▶ _Set task_
Make an exact copy of all the entries below, with the pictures left out.

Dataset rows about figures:
-- -- --

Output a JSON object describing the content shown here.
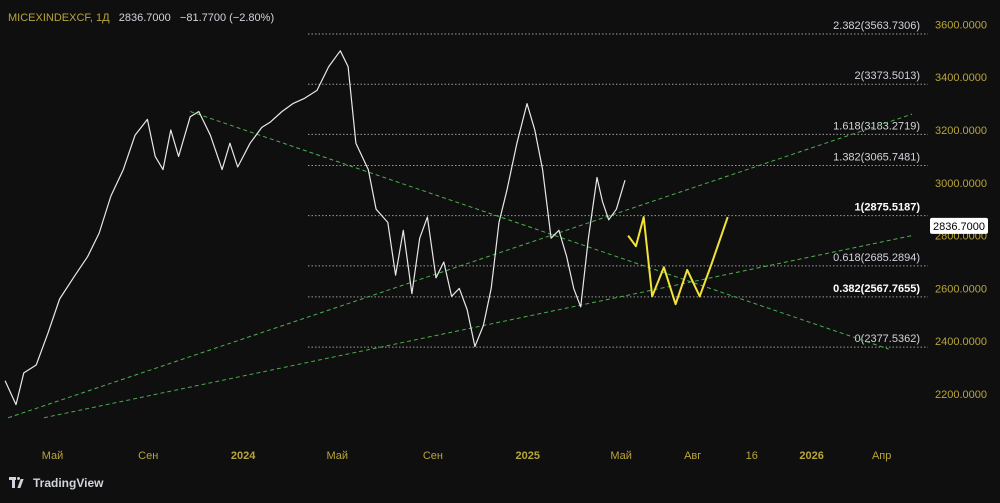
{
  "header": {
    "symbol": "MICEXINDEXCF, 1Д",
    "last": "2836.7000",
    "change": "−81.7700 (−2.80%)"
  },
  "brand": {
    "name": "TradingView"
  },
  "colors": {
    "background": "#0f0f0f",
    "price_line": "#e8e8e8",
    "projection": "#f2e33a",
    "trendlines": "#4caf50",
    "fib_levels": "#9a9a9a",
    "axis_text": "#b8a53a",
    "text": "#d1d4dc"
  },
  "chart_data": {
    "type": "line",
    "title": "MICEXINDEXCF, 1Д",
    "ylim": [
      2110,
      3615
    ],
    "grid": false,
    "y_ticks": [
      "2200.0000",
      "2400.0000",
      "2600.0000",
      "2800.0000",
      "3000.0000",
      "3200.0000",
      "3400.0000",
      "3600.0000"
    ],
    "y_tick_values": [
      2200,
      2400,
      2600,
      2800,
      3000,
      3200,
      3400,
      3600
    ],
    "x_ticks": [
      "Май",
      "Сен",
      "2024",
      "Май",
      "Сен",
      "2025",
      "Май",
      "Авг",
      "16",
      "2026",
      "Апр"
    ],
    "x_tick_dates": [
      "2023-05-01",
      "2023-09-01",
      "2024-01-01",
      "2024-05-01",
      "2024-09-01",
      "2025-01-01",
      "2025-05-01",
      "2025-08-01",
      "2025-10-16",
      "2026-01-01",
      "2026-04-01"
    ],
    "bold_x_ticks": [
      "2024",
      "2025",
      "2026"
    ],
    "current_price": {
      "label": "2836.7000",
      "value": 2836.7
    },
    "fib_levels": [
      {
        "label": "2.382(3563.7306)",
        "value": 3563.73
      },
      {
        "label": "2(3373.5013)",
        "value": 3373.5
      },
      {
        "label": "1.618(3183.2719)",
        "value": 3183.27
      },
      {
        "label": "1.382(3065.7481)",
        "value": 3065.75
      },
      {
        "label": "1(2875.5187)",
        "value": 2875.52,
        "bold": true
      },
      {
        "label": "0.618(2685.2894)",
        "value": 2685.29
      },
      {
        "label": "0.382(2567.7655)",
        "value": 2567.77,
        "bold": true
      },
      {
        "label": "0(2377.5362)",
        "value": 2377.54
      }
    ],
    "series": [
      {
        "type": "price",
        "x": [
          "2023-03-01",
          "2023-03-15",
          "2023-03-25",
          "2023-04-10",
          "2023-04-25",
          "2023-05-10",
          "2023-05-30",
          "2023-06-15",
          "2023-06-30",
          "2023-07-15",
          "2023-07-31",
          "2023-08-15",
          "2023-08-31",
          "2023-09-10",
          "2023-09-20",
          "2023-09-30",
          "2023-10-10",
          "2023-10-25",
          "2023-11-05",
          "2023-11-20",
          "2023-12-05",
          "2023-12-15",
          "2023-12-25",
          "2024-01-10",
          "2024-01-25",
          "2024-02-05",
          "2024-02-20",
          "2024-03-05",
          "2024-03-20",
          "2024-04-05",
          "2024-04-20",
          "2024-05-05",
          "2024-05-15",
          "2024-05-25",
          "2024-06-10",
          "2024-06-20",
          "2024-07-05",
          "2024-07-15",
          "2024-07-25",
          "2024-08-05",
          "2024-08-15",
          "2024-08-25",
          "2024-09-05",
          "2024-09-15",
          "2024-09-25",
          "2024-10-05",
          "2024-10-15",
          "2024-10-25",
          "2024-11-05",
          "2024-11-15",
          "2024-11-25",
          "2024-12-05",
          "2024-12-18",
          "2024-12-31",
          "2025-01-10",
          "2025-01-20",
          "2025-01-31",
          "2025-02-10",
          "2025-02-20",
          "2025-03-01",
          "2025-03-10",
          "2025-03-20",
          "2025-03-31",
          "2025-04-07",
          "2025-04-15",
          "2025-04-25",
          "2025-05-06"
        ],
        "values": [
          2250,
          2160,
          2280,
          2310,
          2430,
          2560,
          2650,
          2720,
          2810,
          2950,
          3050,
          3180,
          3240,
          3100,
          3050,
          3200,
          3100,
          3250,
          3270,
          3180,
          3050,
          3150,
          3060,
          3150,
          3210,
          3230,
          3270,
          3300,
          3320,
          3350,
          3440,
          3500,
          3440,
          3150,
          3050,
          2900,
          2850,
          2650,
          2820,
          2580,
          2790,
          2870,
          2640,
          2700,
          2570,
          2600,
          2520,
          2380,
          2460,
          2600,
          2850,
          2970,
          3150,
          3300,
          3200,
          3050,
          2790,
          2820,
          2720,
          2600,
          2530,
          2790,
          3020,
          2930,
          2860,
          2900,
          3010
        ]
      },
      {
        "type": "projection",
        "x": [
          "2025-05-10",
          "2025-05-20",
          "2025-05-30",
          "2025-06-10",
          "2025-06-25",
          "2025-07-10",
          "2025-07-25",
          "2025-08-10",
          "2025-08-25",
          "2025-09-15"
        ],
        "values": [
          2800,
          2760,
          2870,
          2570,
          2680,
          2540,
          2670,
          2570,
          2690,
          2870
        ]
      }
    ],
    "trendlines": [
      {
        "x": [
          "2023-10-25",
          "2026-04-10"
        ],
        "values": [
          3270,
          2370
        ]
      },
      {
        "x": [
          "2023-03-05",
          "2026-05-10"
        ],
        "values": [
          2110,
          3260
        ]
      },
      {
        "x": [
          "2023-04-20",
          "2026-05-10"
        ],
        "values": [
          2110,
          2800
        ]
      }
    ]
  }
}
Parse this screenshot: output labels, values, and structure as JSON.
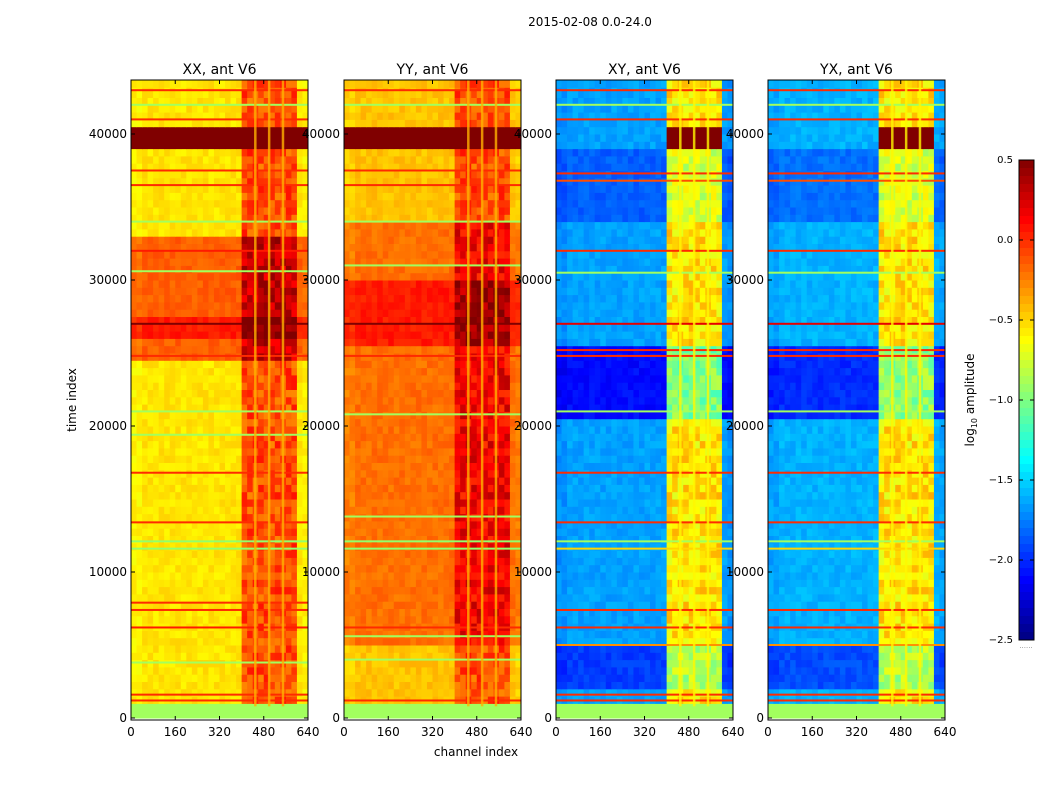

-- -- --

▶ _Exercise result_
Output a JSON object describing the content shown here.
{
  "header": {
    "symbol": "MICEXINDEXCF, 1Д",
    "last": "2836.7000",
    "change": "−81.7700 (−2.80%)"
  },
  "brand": {
    "name": "TradingView"
  },
  "colors": {
    "background": "#0f0f0f",
    "price_line": "#e8e8e8",
    "projection": "#f2e33a",
    "trendlines": "#4caf50",
    "fib_levels": "#9a9a9a",
    "axis_text": "#b8a53a",
    "text": "#d1d4dc"
  },
  "chart_data": {
    "type": "line",
    "title": "MICEXINDEXCF, 1Д",
    "ylim": [
      2110,
      3615
    ],
    "grid": false,
    "y_ticks": [
      "2200.0000",
      "2400.0000",
      "2600.0000",
      "2800.0000",
      "3000.0000",
      "3200.0000",
      "3400.0000",
      "3600.0000"
    ],
    "y_tick_values": [
      2200,
      2400,
      2600,
      2800,
      3000,
      3200,
      3400,
      3600
    ],
    "x_ticks": [
      "Май",
      "Сен",
      "2024",
      "Май",
      "Сен",
      "2025",
      "Май",
      "Авг",
      "16",
      "2026",
      "Апр"
    ],
    "x_tick_dates": [
      "2023-05-01",
      "2023-09-01",
      "2024-01-01",
      "2024-05-01",
      "2024-09-01",
      "2025-01-01",
      "2025-05-01",
      "2025-08-01",
      "2025-10-16",
      "2026-01-01",
      "2026-04-01"
    ],
    "bold_x_ticks": [
      "2024",
      "2025",
      "2026"
    ],
    "current_price": {
      "label": "2836.7000",
      "value": 2836.7
    },
    "fib_levels": [
      {
        "label": "2.382(3563.7306)",
        "value": 3563.73
      },
      {
        "label": "2(3373.5013)",
        "value": 3373.5
      },
      {
        "label": "1.618(3183.2719)",
        "value": 3183.27
      },
      {
        "label": "1.382(3065.7481)",
        "value": 3065.75
      },
      {
        "label": "1(2875.5187)",
        "value": 2875.52,
        "bold": true
      },
      {
        "label": "0.618(2685.2894)",
        "value": 2685.29
      },
      {
        "label": "0.382(2567.7655)",
        "value": 2567.77,
        "bold": true
      },
      {
        "label": "0(2377.5362)",
        "value": 2377.54
      }
    ],
    "series": [
      {
        "type": "price",
        "x": [
          "2023-03-01",
          "2023-03-15",
          "2023-03-25",
          "2023-04-10",
          "2023-04-25",
          "2023-05-10",
          "2023-05-30",
          "2023-06-15",
          "2023-06-30",
          "2023-07-15",
          "2023-07-31",
          "2023-08-15",
          "2023-08-31",
          "2023-09-10",
          "2023-09-20",
          "2023-09-30",
          "2023-10-10",
          "2023-10-25",
          "2023-11-05",
          "2023-11-20",
          "2023-12-05",
          "2023-12-15",
          "2023-12-25",
          "2024-01-10",
          "2024-01-25",
          "2024-02-05",
          "2024-02-20",
          "2024-03-05",
          "2024-03-20",
          "2024-04-05",
          "2024-04-20",
          "2024-05-05",
          "2024-05-15",
          "2024-05-25",
          "2024-06-10",
          "2024-06-20",
          "2024-07-05",
          "2024-07-15",
          "2024-07-25",
          "2024-08-05",
          "2024-08-15",
          "2024-08-25",
          "2024-09-05",
          "2024-09-15",
          "2024-09-25",
          "2024-10-05",
          "2024-10-15",
          "2024-10-25",
          "2024-11-05",
          "2024-11-15",
          "2024-11-25",
          "2024-12-05",
          "2024-12-18",
          "2024-12-31",
          "2025-01-10",
          "2025-01-20",
          "2025-01-31",
          "2025-02-10",
          "2025-02-20",
          "2025-03-01",
          "2025-03-10",
          "2025-03-20",
          "2025-03-31",
          "2025-04-07",
          "2025-04-15",
          "2025-04-25",
          "2025-05-06"
        ],
        "values": [
          2250,
          2160,
          2280,
          2310,
          2430,
          2560,
          2650,
          2720,
          2810,
          2950,
          3050,
          3180,
          3240,
          3100,
          3050,
          3200,
          3100,
          3250,
          3270,
          3180,
          3050,
          3150,
          3060,
          3150,
          3210,
          3230,
          3270,
          3300,
          3320,
          3350,
          3440,
          3500,
          3440,
          3150,
          3050,
          2900,
          2850,
          2650,
          2820,
          2580,
          2790,
          2870,
          2640,
          2700,
          2570,
          2600,
          2520,
          2380,
          2460,
          2600,
          2850,
          2970,
          3150,
          3300,
          3200,
          3050,
          2790,
          2820,
          2720,
          2600,
          2530,
          2790,
          3020,
          2930,
          2860,
          2900,
          3010
        ]
      },
      {
        "type": "projection",
        "x": [
          "2025-05-10",
          "2025-05-20",
          "2025-05-30",
          "2025-06-10",
          "2025-06-25",
          "2025-07-10",
          "2025-07-25",
          "2025-08-10",
          "2025-08-25",
          "2025-09-15"
        ],
        "values": [
          2800,
          2760,
          2870,
          2570,
          2680,
          2540,
          2670,
          2570,
          2690,
          2870
        ]
      }
    ],
    "trendlines": [
      {
        "x": [
          "2023-10-25",
          "2026-04-10"
        ],
        "values": [
          3270,
          2370
        ]
      },
      {
        "x": [
          "2023-03-05",
          "2026-05-10"
        ],
        "values": [
          2110,
          3260
        ]
      },
      {
        "x": [
          "2023-04-20",
          "2026-05-10"
        ],
        "values": [
          2110,
          2800
        ]
      }
    ]
  }
}
Parse this screenshot: output labels, values, and structure as JSON.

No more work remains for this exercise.